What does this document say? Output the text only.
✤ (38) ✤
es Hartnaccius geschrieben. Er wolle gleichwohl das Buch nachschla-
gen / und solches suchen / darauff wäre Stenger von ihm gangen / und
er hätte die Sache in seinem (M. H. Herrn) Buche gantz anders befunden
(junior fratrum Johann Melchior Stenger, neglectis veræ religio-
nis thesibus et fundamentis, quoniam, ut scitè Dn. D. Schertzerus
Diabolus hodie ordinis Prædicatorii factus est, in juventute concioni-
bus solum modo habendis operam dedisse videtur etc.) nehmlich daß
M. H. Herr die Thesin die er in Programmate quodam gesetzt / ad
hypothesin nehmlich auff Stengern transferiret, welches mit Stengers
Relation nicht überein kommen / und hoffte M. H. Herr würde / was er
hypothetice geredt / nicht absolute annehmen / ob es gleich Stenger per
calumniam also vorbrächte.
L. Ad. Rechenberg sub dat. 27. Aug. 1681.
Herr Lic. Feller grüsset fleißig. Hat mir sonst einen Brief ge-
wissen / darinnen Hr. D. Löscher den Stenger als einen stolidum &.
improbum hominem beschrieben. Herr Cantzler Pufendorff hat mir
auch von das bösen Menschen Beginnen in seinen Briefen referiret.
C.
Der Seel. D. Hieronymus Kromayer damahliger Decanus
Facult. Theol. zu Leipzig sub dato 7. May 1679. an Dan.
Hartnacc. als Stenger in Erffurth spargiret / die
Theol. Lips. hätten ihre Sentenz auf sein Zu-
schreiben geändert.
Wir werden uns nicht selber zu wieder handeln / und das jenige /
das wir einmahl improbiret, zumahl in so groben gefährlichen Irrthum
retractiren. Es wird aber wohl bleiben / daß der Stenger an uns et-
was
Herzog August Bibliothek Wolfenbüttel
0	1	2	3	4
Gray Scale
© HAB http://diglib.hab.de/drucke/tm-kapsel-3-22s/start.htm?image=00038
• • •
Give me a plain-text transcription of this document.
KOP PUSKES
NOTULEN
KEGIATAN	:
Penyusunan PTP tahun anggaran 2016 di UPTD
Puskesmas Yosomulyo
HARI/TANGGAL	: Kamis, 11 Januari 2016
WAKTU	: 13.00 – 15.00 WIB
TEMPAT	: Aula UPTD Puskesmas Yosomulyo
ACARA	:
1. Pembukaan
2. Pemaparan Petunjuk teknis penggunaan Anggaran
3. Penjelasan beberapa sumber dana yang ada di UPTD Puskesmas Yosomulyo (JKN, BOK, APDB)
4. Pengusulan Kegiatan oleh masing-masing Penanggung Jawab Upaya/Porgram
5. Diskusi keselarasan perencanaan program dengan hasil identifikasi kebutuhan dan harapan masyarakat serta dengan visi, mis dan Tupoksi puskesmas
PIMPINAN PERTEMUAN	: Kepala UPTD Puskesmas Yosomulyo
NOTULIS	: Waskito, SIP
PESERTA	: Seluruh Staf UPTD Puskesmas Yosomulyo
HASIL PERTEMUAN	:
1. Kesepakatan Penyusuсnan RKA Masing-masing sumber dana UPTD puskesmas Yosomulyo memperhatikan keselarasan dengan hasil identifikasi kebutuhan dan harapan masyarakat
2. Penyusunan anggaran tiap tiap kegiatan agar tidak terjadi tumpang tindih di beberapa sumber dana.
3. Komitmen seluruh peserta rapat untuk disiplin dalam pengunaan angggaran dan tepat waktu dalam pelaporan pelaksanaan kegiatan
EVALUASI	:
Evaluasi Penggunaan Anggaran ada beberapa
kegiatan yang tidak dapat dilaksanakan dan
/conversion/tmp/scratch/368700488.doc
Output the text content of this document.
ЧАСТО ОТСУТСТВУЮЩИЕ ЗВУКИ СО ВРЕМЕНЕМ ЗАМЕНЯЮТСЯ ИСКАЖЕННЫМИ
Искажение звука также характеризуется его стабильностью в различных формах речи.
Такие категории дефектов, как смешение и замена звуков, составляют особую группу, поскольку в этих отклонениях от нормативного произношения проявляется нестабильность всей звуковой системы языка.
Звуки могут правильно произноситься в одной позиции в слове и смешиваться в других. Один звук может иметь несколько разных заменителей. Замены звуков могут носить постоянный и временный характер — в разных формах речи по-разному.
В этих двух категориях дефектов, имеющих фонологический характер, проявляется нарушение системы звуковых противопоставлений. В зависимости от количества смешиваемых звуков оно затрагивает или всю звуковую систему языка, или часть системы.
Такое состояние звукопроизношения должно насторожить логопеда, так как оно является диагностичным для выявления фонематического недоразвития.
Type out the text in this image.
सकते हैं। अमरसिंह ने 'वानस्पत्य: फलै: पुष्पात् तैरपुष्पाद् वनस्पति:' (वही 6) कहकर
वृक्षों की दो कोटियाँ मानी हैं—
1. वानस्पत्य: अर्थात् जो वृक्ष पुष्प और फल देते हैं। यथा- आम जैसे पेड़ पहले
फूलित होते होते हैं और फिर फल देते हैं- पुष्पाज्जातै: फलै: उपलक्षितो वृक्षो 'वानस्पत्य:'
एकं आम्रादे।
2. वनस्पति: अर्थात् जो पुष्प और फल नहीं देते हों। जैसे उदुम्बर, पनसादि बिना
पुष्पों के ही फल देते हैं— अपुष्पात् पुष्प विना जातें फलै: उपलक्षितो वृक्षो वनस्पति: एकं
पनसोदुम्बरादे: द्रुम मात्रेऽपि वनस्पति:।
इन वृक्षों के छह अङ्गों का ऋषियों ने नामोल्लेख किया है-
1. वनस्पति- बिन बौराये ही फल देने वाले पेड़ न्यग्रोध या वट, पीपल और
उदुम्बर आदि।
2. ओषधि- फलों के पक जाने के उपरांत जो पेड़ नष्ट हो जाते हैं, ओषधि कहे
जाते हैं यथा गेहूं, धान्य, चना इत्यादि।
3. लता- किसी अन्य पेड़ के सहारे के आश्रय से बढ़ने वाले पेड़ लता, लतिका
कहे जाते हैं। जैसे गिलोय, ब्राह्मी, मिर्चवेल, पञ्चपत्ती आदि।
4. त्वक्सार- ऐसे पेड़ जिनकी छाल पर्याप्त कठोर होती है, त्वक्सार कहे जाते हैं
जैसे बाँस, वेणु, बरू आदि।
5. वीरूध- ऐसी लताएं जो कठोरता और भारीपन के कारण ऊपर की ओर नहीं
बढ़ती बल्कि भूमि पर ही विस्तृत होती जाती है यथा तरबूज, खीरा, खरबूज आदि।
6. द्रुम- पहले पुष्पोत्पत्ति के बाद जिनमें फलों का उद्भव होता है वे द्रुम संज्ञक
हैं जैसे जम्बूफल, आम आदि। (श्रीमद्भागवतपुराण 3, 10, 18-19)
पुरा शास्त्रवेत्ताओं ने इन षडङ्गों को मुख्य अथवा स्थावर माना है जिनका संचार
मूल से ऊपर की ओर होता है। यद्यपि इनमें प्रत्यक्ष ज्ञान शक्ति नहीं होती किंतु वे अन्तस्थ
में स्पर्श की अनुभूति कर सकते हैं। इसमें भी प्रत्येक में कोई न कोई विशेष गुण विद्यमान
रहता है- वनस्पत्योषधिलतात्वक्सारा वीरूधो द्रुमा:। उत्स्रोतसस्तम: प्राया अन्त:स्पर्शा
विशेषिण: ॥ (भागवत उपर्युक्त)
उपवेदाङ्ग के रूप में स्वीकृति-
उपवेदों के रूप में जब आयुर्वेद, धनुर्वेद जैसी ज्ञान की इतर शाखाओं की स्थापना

◆ **Short task**
Your task is to retype all the records above with nothing left out.

◆ **Final result**
What does this document say? Output the text only.
✤ (38) ✤
es Hartnaccius geschrieben. Er wolle gleichwohl das Buch nachschla-
gen / und solches suchen / darauff wäre Stenger von ihm gangen / und
er hätte die Sache in seinem (M. H. Herrn) Buche gantz anders befunden
(junior fratrum Johann Melchior Stenger, neglectis veræ religio-
nis thesibus et fundamentis, quoniam, ut scitè Dn. D. Schertzerus
Diabolus hodie ordinis Prædicatorii factus est, in juventute concioni-
bus solum modo habendis operam dedisse videtur etc.) nehmlich daß
M. H. Herr die Thesin die er in Programmate quodam gesetzt / ad
hypothesin nehmlich auff Stengern transferiret, welches mit Stengers
Relation nicht überein kommen / und hoffte M. H. Herr würde / was er
hypothetice geredt / nicht absolute annehmen / ob es gleich Stenger per
calumniam also vorbrächte.
L. Ad. Rechenberg sub dat. 27. Aug. 1681.
Herr Lic. Feller grüsset fleißig. Hat mir sonst einen Brief ge-
wissen / darinnen Hr. D. Löscher den Stenger als einen stolidum &.
improbum hominem beschrieben. Herr Cantzler Pufendorff hat mir
auch von das bösen Menschen Beginnen in seinen Briefen referiret.
C.
Der Seel. D. Hieronymus Kromayer damahliger Decanus
Facult. Theol. zu Leipzig sub dato 7. May 1679. an Dan.
Hartnacc. als Stenger in Erffurth spargiret / die
Theol. Lips. hätten ihre Sentenz auf sein Zu-
schreiben geändert.
Wir werden uns nicht selber zu wieder handeln / und das jenige /
das wir einmahl improbiret, zumahl in so groben gefährlichen Irrthum
retractiren. Es wird aber wohl bleiben / daß der Stenger an uns et-
was
Herzog August Bibliothek Wolfenbüttel
0	1	2	3	4
Gray Scale
© HAB http://diglib.hab.de/drucke/tm-kapsel-3-22s/start.htm?image=00038
• • •
Give me a plain-text transcription of this document.
KOP PUSKES
NOTULEN
KEGIATAN	:
Penyusunan PTP tahun anggaran 2016 di UPTD
Puskesmas Yosomulyo
HARI/TANGGAL	: Kamis, 11 Januari 2016
WAKTU	: 13.00 – 15.00 WIB
TEMPAT	: Aula UPTD Puskesmas Yosomulyo
ACARA	:
1. Pembukaan
2. Pemaparan Petunjuk teknis penggunaan Anggaran
3. Penjelasan beberapa sumber dana yang ada di UPTD Puskesmas Yosomulyo (JKN, BOK, APDB)
4. Pengusulan Kegiatan oleh masing-masing Penanggung Jawab Upaya/Porgram
5. Diskusi keselarasan perencanaan program dengan hasil identifikasi kebutuhan dan harapan masyarakat serta dengan visi, mis dan Tupoksi puskesmas
PIMPINAN PERTEMUAN	: Kepala UPTD Puskesmas Yosomulyo
NOTULIS	: Waskito, SIP
PESERTA	: Seluruh Staf UPTD Puskesmas Yosomulyo
HASIL PERTEMUAN	:
1. Kesepakatan Penyusuсnan RKA Masing-masing sumber dana UPTD puskesmas Yosomulyo memperhatikan keselarasan dengan hasil identifikasi kebutuhan dan harapan masyarakat
2. Penyusunan anggaran tiap tiap kegiatan agar tidak terjadi tumpang tindih di beberapa sumber dana.
3. Komitmen seluruh peserta rapat untuk disiplin dalam pengunaan angggaran dan tepat waktu dalam pelaporan pelaksanaan kegiatan
EVALUASI	:
Evaluasi Penggunaan Anggaran ada beberapa
kegiatan yang tidak dapat dilaksanakan dan
/conversion/tmp/scratch/368700488.doc
Output the text content of this document.
ЧАСТО ОТСУТСТВУЮЩИЕ ЗВУКИ СО ВРЕМЕНЕМ ЗАМЕНЯЮТСЯ ИСКАЖЕННЫМИ
Искажение звука также характеризуется его стабильностью в различных формах речи.
Такие категории дефектов, как смешение и замена звуков, составляют особую группу, поскольку в этих отклонениях от нормативного произношения проявляется нестабильность всей звуковой системы языка.
Звуки могут правильно произноситься в одной позиции в слове и смешиваться в других. Один звук может иметь несколько разных заменителей. Замены звуков могут носить постоянный и временный характер — в разных формах речи по-разному.
В этих двух категориях дефектов, имеющих фонологический характер, проявляется нарушение системы звуковых противопоставлений. В зависимости от количества смешиваемых звуков оно затрагивает или всю звуковую систему языка, или часть системы.
Такое состояние звукопроизношения должно насторожить логопеда, так как оно является диагностичным для выявления фонематического недоразвития.
Type out the text in this image.
सकते हैं। अमरसिंह ने 'वानस्पत्य: फलै: पुष्पात् तैरपुष्पाद् वनस्पति:' (वही 6) कहकर
वृक्षों की दो कोटियाँ मानी हैं—
1. वानस्पत्य: अर्थात् जो वृक्ष पुष्प और फल देते हैं। यथा- आम जैसे पेड़ पहले
फूलित होते होते हैं और फिर फल देते हैं- पुष्पाज्जातै: फलै: उपलक्षितो वृक्षो 'वानस्पत्य:'
एकं आम्रादे।
2. वनस्पति: अर्थात् जो पुष्प और फल नहीं देते हों। जैसे उदुम्बर, पनसादि बिना
पुष्पों के ही फल देते हैं— अपुष्पात् पुष्प विना जातें फलै: उपलक्षितो वृक्षो वनस्पति: एकं
पनसोदुम्बरादे: द्रुम मात्रेऽपि वनस्पति:।
इन वृक्षों के छह अङ्गों का ऋषियों ने नामोल्लेख किया है-
1. वनस्पति- बिन बौराये ही फल देने वाले पेड़ न्यग्रोध या वट, पीपल और
उदुम्बर आदि।
2. ओषधि- फलों के पक जाने के उपरांत जो पेड़ नष्ट हो जाते हैं, ओषधि कहे
जाते हैं यथा गेहूं, धान्य, चना इत्यादि।
3. लता- किसी अन्य पेड़ के सहारे के आश्रय से बढ़ने वाले पेड़ लता, लतिका
कहे जाते हैं। जैसे गिलोय, ब्राह्मी, मिर्चवेल, पञ्चपत्ती आदि।
4. त्वक्सार- ऐसे पेड़ जिनकी छाल पर्याप्त कठोर होती है, त्वक्सार कहे जाते हैं
जैसे बाँस, वेणु, बरू आदि।
5. वीरूध- ऐसी लताएं जो कठोरता और भारीपन के कारण ऊपर की ओर नहीं
बढ़ती बल्कि भूमि पर ही विस्तृत होती जाती है यथा तरबूज, खीरा, खरबूज आदि।
6. द्रुम- पहले पुष्पोत्पत्ति के बाद जिनमें फलों का उद्भव होता है वे द्रुम संज्ञक
हैं जैसे जम्बूफल, आम आदि। (श्रीमद्भागवतपुराण 3, 10, 18-19)
पुरा शास्त्रवेत्ताओं ने इन षडङ्गों को मुख्य अथवा स्थावर माना है जिनका संचार
मूल से ऊपर की ओर होता है। यद्यपि इनमें प्रत्यक्ष ज्ञान शक्ति नहीं होती किंतु वे अन्तस्थ
में स्पर्श की अनुभूति कर सकते हैं। इसमें भी प्रत्येक में कोई न कोई विशेष गुण विद्यमान
रहता है- वनस्पत्योषधिलतात्वक्सारा वीरूधो द्रुमा:। उत्स्रोतसस्तम: प्राया अन्त:स्पर्शा
विशेषिण: ॥ (भागवत उपर्युक्त)
उपवेदाङ्ग के रूप में स्वीकृति-
उपवेदों के रूप में जब आयुर्वेद, धनुर्वेद जैसी ज्ञान की इतर शाखाओं की स्थापना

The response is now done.